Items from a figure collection
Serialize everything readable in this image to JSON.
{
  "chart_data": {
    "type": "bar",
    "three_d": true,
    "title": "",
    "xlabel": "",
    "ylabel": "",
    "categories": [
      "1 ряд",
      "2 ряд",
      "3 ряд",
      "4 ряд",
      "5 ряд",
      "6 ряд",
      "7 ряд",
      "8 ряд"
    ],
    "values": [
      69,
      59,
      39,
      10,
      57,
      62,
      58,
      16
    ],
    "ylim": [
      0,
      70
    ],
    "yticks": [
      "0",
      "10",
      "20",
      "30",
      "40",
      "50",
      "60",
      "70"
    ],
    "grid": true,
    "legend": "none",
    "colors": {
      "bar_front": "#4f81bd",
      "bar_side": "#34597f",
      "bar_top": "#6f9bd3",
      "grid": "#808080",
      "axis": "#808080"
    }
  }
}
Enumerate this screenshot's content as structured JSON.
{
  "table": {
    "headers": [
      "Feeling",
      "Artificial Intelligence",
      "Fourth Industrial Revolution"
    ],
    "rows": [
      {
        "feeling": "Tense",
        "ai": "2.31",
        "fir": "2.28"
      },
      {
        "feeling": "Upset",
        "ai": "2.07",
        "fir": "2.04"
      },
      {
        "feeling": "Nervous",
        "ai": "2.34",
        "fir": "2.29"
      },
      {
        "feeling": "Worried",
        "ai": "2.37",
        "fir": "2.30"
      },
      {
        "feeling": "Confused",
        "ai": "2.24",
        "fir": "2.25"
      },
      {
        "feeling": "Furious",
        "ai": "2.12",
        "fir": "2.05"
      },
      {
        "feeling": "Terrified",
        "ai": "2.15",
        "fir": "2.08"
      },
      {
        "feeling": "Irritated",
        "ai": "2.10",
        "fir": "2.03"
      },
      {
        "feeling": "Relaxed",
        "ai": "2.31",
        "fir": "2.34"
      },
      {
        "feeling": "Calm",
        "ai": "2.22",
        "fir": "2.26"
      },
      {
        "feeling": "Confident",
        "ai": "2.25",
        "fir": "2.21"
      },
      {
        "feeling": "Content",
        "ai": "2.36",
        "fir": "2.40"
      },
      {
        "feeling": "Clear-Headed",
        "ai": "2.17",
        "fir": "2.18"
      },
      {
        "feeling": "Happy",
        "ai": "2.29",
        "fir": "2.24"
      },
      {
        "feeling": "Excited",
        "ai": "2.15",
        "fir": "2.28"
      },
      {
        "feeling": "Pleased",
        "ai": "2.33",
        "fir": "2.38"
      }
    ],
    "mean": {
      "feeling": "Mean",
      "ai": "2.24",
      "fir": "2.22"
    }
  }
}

**Written request:**
Print the entries exactly. Include every one.

**Task solution:**
Serialize everything readable in this image to JSON.
{
  "chart_data": {
    "type": "bar",
    "three_d": true,
    "title": "",
    "xlabel": "",
    "ylabel": "",
    "categories": [
      "1 ряд",
      "2 ряд",
      "3 ряд",
      "4 ряд",
      "5 ряд",
      "6 ряд",
      "7 ряд",
      "8 ряд"
    ],
    "values": [
      69,
      59,
      39,
      10,
      57,
      62,
      58,
      16
    ],
    "ylim": [
      0,
      70
    ],
    "yticks": [
      "0",
      "10",
      "20",
      "30",
      "40",
      "50",
      "60",
      "70"
    ],
    "grid": true,
    "legend": "none",
    "colors": {
      "bar_front": "#4f81bd",
      "bar_side": "#34597f",
      "bar_top": "#6f9bd3",
      "grid": "#808080",
      "axis": "#808080"
    }
  }
}
Enumerate this screenshot's content as structured JSON.
{
  "table": {
    "headers": [
      "Feeling",
      "Artificial Intelligence",
      "Fourth Industrial Revolution"
    ],
    "rows": [
      {
        "feeling": "Tense",
        "ai": "2.31",
        "fir": "2.28"
      },
      {
        "feeling": "Upset",
        "ai": "2.07",
        "fir": "2.04"
      },
      {
        "feeling": "Nervous",
        "ai": "2.34",
        "fir": "2.29"
      },
      {
        "feeling": "Worried",
        "ai": "2.37",
        "fir": "2.30"
      },
      {
        "feeling": "Confused",
        "ai": "2.24",
        "fir": "2.25"
      },
      {
        "feeling": "Furious",
        "ai": "2.12",
        "fir": "2.05"
      },
      {
        "feeling": "Terrified",
        "ai": "2.15",
        "fir": "2.08"
      },
      {
        "feeling": "Irritated",
        "ai": "2.10",
        "fir": "2.03"
      },
      {
        "feeling": "Relaxed",
        "ai": "2.31",
        "fir": "2.34"
      },
      {
        "feeling": "Calm",
        "ai": "2.22",
        "fir": "2.26"
      },
      {
        "feeling": "Confident",
        "ai": "2.25",
        "fir": "2.21"
      },
      {
        "feeling": "Content",
        "ai": "2.36",
        "fir": "2.40"
      },
      {
        "feeling": "Clear-Headed",
        "ai": "2.17",
        "fir": "2.18"
      },
      {
        "feeling": "Happy",
        "ai": "2.29",
        "fir": "2.24"
      },
      {
        "feeling": "Excited",
        "ai": "2.15",
        "fir": "2.28"
      },
      {
        "feeling": "Pleased",
        "ai": "2.33",
        "fir": "2.38"
      }
    ],
    "mean": {
      "feeling": "Mean",
      "ai": "2.24",
      "fir": "2.22"
    }
  }
}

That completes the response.